**Task instructions:**
Extract the records below word for word and ignore the images.

[Data extracted from a collection]
________

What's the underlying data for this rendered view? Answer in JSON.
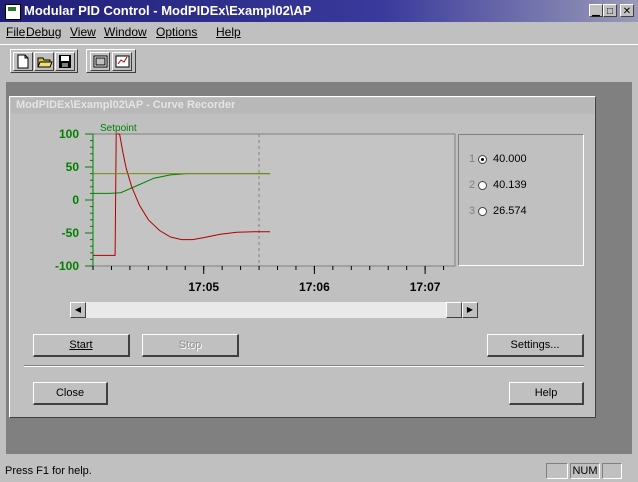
{
  "window": {
    "title": "Modular PID Control - ModPIDEx\\Exampl02\\AP",
    "buttons": [
      "minimize",
      "maximize",
      "close"
    ]
  },
  "menu": [
    {
      "label": "File"
    },
    {
      "label": "Debug"
    },
    {
      "label": "View"
    },
    {
      "label": "Window"
    },
    {
      "label": "Options"
    },
    {
      "label": "Help"
    }
  ],
  "toolbar": {
    "icons": [
      "new-file-icon",
      "open-folder-icon",
      "save-disk-icon",
      "recorder-view-icon",
      "chart-view-icon"
    ]
  },
  "child": {
    "title": "ModPIDEx\\Exampl02\\AP - Curve Recorder"
  },
  "chart_data": {
    "type": "line",
    "setpoint_label": "Setpoint",
    "ylim": [
      -100,
      100
    ],
    "yticks": [
      "100",
      "50",
      "0",
      "-50",
      "-100"
    ],
    "xticks": [
      "17:05",
      "17:06",
      "17:07"
    ],
    "x_range_minutes": [
      0,
      3.27
    ],
    "cursor_x": 1.5,
    "colors": {
      "axis": "#008000",
      "setpoint": "#008000",
      "process": "#b00000",
      "output": "#7a8a10"
    },
    "series": [
      {
        "points": [
          [
            0,
            10
          ],
          [
            0.15,
            10
          ],
          [
            0.25,
            11
          ],
          [
            0.4,
            22
          ],
          [
            0.55,
            33
          ],
          [
            0.7,
            38
          ],
          [
            0.85,
            40
          ],
          [
            1.0,
            40
          ],
          [
            1.3,
            40
          ],
          [
            1.6,
            40
          ]
        ]
      },
      {
        "points": [
          [
            0,
            -84
          ],
          [
            0.2,
            -84
          ],
          [
            0.21,
            100
          ],
          [
            0.24,
            100
          ],
          [
            0.27,
            72
          ],
          [
            0.3,
            48
          ],
          [
            0.35,
            20
          ],
          [
            0.42,
            -8
          ],
          [
            0.5,
            -30
          ],
          [
            0.6,
            -46
          ],
          [
            0.7,
            -56
          ],
          [
            0.8,
            -60
          ],
          [
            0.9,
            -60
          ],
          [
            1.0,
            -57
          ],
          [
            1.15,
            -52
          ],
          [
            1.3,
            -49
          ],
          [
            1.45,
            -48
          ],
          [
            1.6,
            -48
          ]
        ]
      },
      {
        "points": [
          [
            0,
            40
          ],
          [
            1.6,
            40
          ]
        ]
      }
    ]
  },
  "channels": [
    {
      "number": "1",
      "value": "40.000",
      "selected": true
    },
    {
      "number": "2",
      "value": "40.139",
      "selected": false
    },
    {
      "number": "3",
      "value": "26.574",
      "selected": false
    }
  ],
  "buttons": {
    "start": "Start",
    "stop": "Stop",
    "settings": "Settings...",
    "close": "Close",
    "help": "Help"
  },
  "status": {
    "message": "Press F1 for help.",
    "num": "NUM"
  }
}
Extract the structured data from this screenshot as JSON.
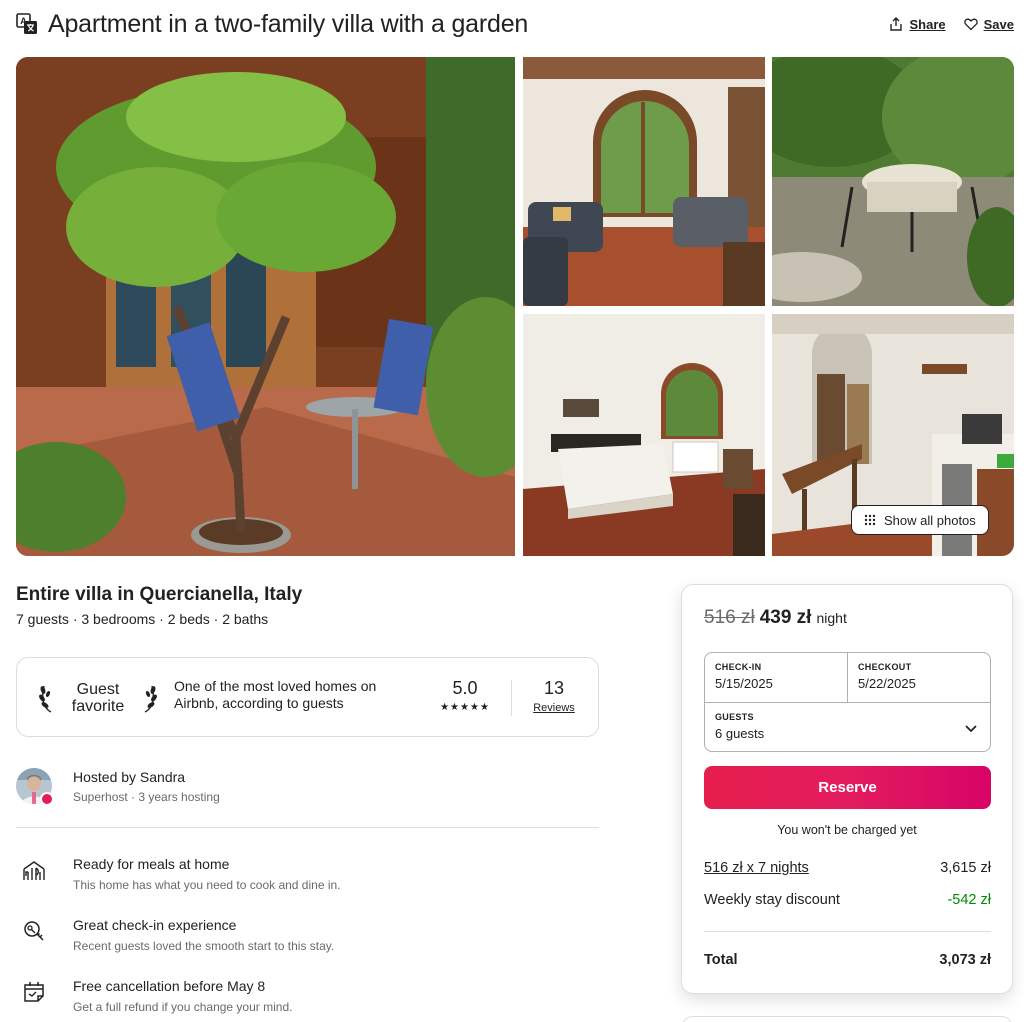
{
  "title": "Apartment in a two-family villa with a garden",
  "actions": {
    "share": "Share",
    "save": "Save"
  },
  "gallery": {
    "show_all": "Show all photos"
  },
  "listing": {
    "subtitle": "Entire villa in Quercianella, Italy",
    "details": "7 guests · 3 bedrooms · 2 beds · 2 baths"
  },
  "guest_favorite": {
    "badge_line1": "Guest",
    "badge_line2": "favorite",
    "description": "One of the most loved homes on Airbnb, according to guests",
    "rating": "5.0",
    "stars": "★★★★★",
    "reviews_count": "13",
    "reviews_label": "Reviews"
  },
  "host": {
    "name": "Hosted by Sandra",
    "meta": "Superhost · 3 years hosting"
  },
  "features": [
    {
      "icon": "dining-icon",
      "title": "Ready for meals at home",
      "desc": "This home has what you need to cook and dine in."
    },
    {
      "icon": "key-search-icon",
      "title": "Great check-in experience",
      "desc": "Recent guests loved the smooth start to this stay."
    },
    {
      "icon": "calendar-icon",
      "title": "Free cancellation before May 8",
      "desc": "Get a full refund if you change your mind."
    }
  ],
  "booking": {
    "old_price": "516 zł",
    "new_price": "439 zł",
    "per_night": "night",
    "checkin_label": "CHECK-IN",
    "checkin_value": "5/15/2025",
    "checkout_label": "CHECKOUT",
    "checkout_value": "5/22/2025",
    "guests_label": "GUESTS",
    "guests_value": "6 guests",
    "reserve": "Reserve",
    "not_charged": "You won't be charged yet",
    "nights_label": "516 zł x 7 nights",
    "nights_value": "3,615 zł",
    "discount_label": "Weekly stay discount",
    "discount_value": "-542 zł",
    "total_label": "Total",
    "total_value": "3,073 zł"
  },
  "colors": {
    "brand": "#e31c5f",
    "discount_green": "#008a05",
    "muted_text": "#6a6a6a"
  }
}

________

**Expected output:**
What's the underlying data for this rendered view? Answer in JSON.
{
  "window": {
    "title": "Modular PID Control - ModPIDEx\\Exampl02\\AP",
    "buttons": [
      "minimize",
      "maximize",
      "close"
    ]
  },
  "menu": [
    {
      "label": "File"
    },
    {
      "label": "Debug"
    },
    {
      "label": "View"
    },
    {
      "label": "Window"
    },
    {
      "label": "Options"
    },
    {
      "label": "Help"
    }
  ],
  "toolbar": {
    "icons": [
      "new-file-icon",
      "open-folder-icon",
      "save-disk-icon",
      "recorder-view-icon",
      "chart-view-icon"
    ]
  },
  "child": {
    "title": "ModPIDEx\\Exampl02\\AP - Curve Recorder"
  },
  "chart_data": {
    "type": "line",
    "setpoint_label": "Setpoint",
    "ylim": [
      -100,
      100
    ],
    "yticks": [
      "100",
      "50",
      "0",
      "-50",
      "-100"
    ],
    "xticks": [
      "17:05",
      "17:06",
      "17:07"
    ],
    "x_range_minutes": [
      0,
      3.27
    ],
    "cursor_x": 1.5,
    "colors": {
      "axis": "#008000",
      "setpoint": "#008000",
      "process": "#b00000",
      "output": "#7a8a10"
    },
    "series": [
      {
        "points": [
          [
            0,
            10
          ],
          [
            0.15,
            10
          ],
          [
            0.25,
            11
          ],
          [
            0.4,
            22
          ],
          [
            0.55,
            33
          ],
          [
            0.7,
            38
          ],
          [
            0.85,
            40
          ],
          [
            1.0,
            40
          ],
          [
            1.3,
            40
          ],
          [
            1.6,
            40
          ]
        ]
      },
      {
        "points": [
          [
            0,
            -84
          ],
          [
            0.2,
            -84
          ],
          [
            0.21,
            100
          ],
          [
            0.24,
            100
          ],
          [
            0.27,
            72
          ],
          [
            0.3,
            48
          ],
          [
            0.35,
            20
          ],
          [
            0.42,
            -8
          ],
          [
            0.5,
            -30
          ],
          [
            0.6,
            -46
          ],
          [
            0.7,
            -56
          ],
          [
            0.8,
            -60
          ],
          [
            0.9,
            -60
          ],
          [
            1.0,
            -57
          ],
          [
            1.15,
            -52
          ],
          [
            1.3,
            -49
          ],
          [
            1.45,
            -48
          ],
          [
            1.6,
            -48
          ]
        ]
      },
      {
        "points": [
          [
            0,
            40
          ],
          [
            1.6,
            40
          ]
        ]
      }
    ]
  },
  "channels": [
    {
      "number": "1",
      "value": "40.000",
      "selected": true
    },
    {
      "number": "2",
      "value": "40.139",
      "selected": false
    },
    {
      "number": "3",
      "value": "26.574",
      "selected": false
    }
  ],
  "buttons": {
    "start": "Start",
    "stop": "Stop",
    "settings": "Settings...",
    "close": "Close",
    "help": "Help"
  },
  "status": {
    "message": "Press F1 for help.",
    "num": "NUM"
  }
}
Extract the structured data from this screenshot as JSON.
{
  "title": "Apartment in a two-family villa with a garden",
  "actions": {
    "share": "Share",
    "save": "Save"
  },
  "gallery": {
    "show_all": "Show all photos"
  },
  "listing": {
    "subtitle": "Entire villa in Quercianella, Italy",
    "details": "7 guests · 3 bedrooms · 2 beds · 2 baths"
  },
  "guest_favorite": {
    "badge_line1": "Guest",
    "badge_line2": "favorite",
    "description": "One of the most loved homes on Airbnb, according to guests",
    "rating": "5.0",
    "stars": "★★★★★",
    "reviews_count": "13",
    "reviews_label": "Reviews"
  },
  "host": {
    "name": "Hosted by Sandra",
    "meta": "Superhost · 3 years hosting"
  },
  "features": [
    {
      "icon": "dining-icon",
      "title": "Ready for meals at home",
      "desc": "This home has what you need to cook and dine in."
    },
    {
      "icon": "key-search-icon",
      "title": "Great check-in experience",
      "desc": "Recent guests loved the smooth start to this stay."
    },
    {
      "icon": "calendar-icon",
      "title": "Free cancellation before May 8",
      "desc": "Get a full refund if you change your mind."
    }
  ],
  "booking": {
    "old_price": "516 zł",
    "new_price": "439 zł",
    "per_night": "night",
    "checkin_label": "CHECK-IN",
    "checkin_value": "5/15/2025",
    "checkout_label": "CHECKOUT",
    "checkout_value": "5/22/2025",
    "guests_label": "GUESTS",
    "guests_value": "6 guests",
    "reserve": "Reserve",
    "not_charged": "You won't be charged yet",
    "nights_label": "516 zł x 7 nights",
    "nights_value": "3,615 zł",
    "discount_label": "Weekly stay discount",
    "discount_value": "-542 zł",
    "total_label": "Total",
    "total_value": "3,073 zł"
  },
  "colors": {
    "brand": "#e31c5f",
    "discount_green": "#008a05",
    "muted_text": "#6a6a6a"
  }
}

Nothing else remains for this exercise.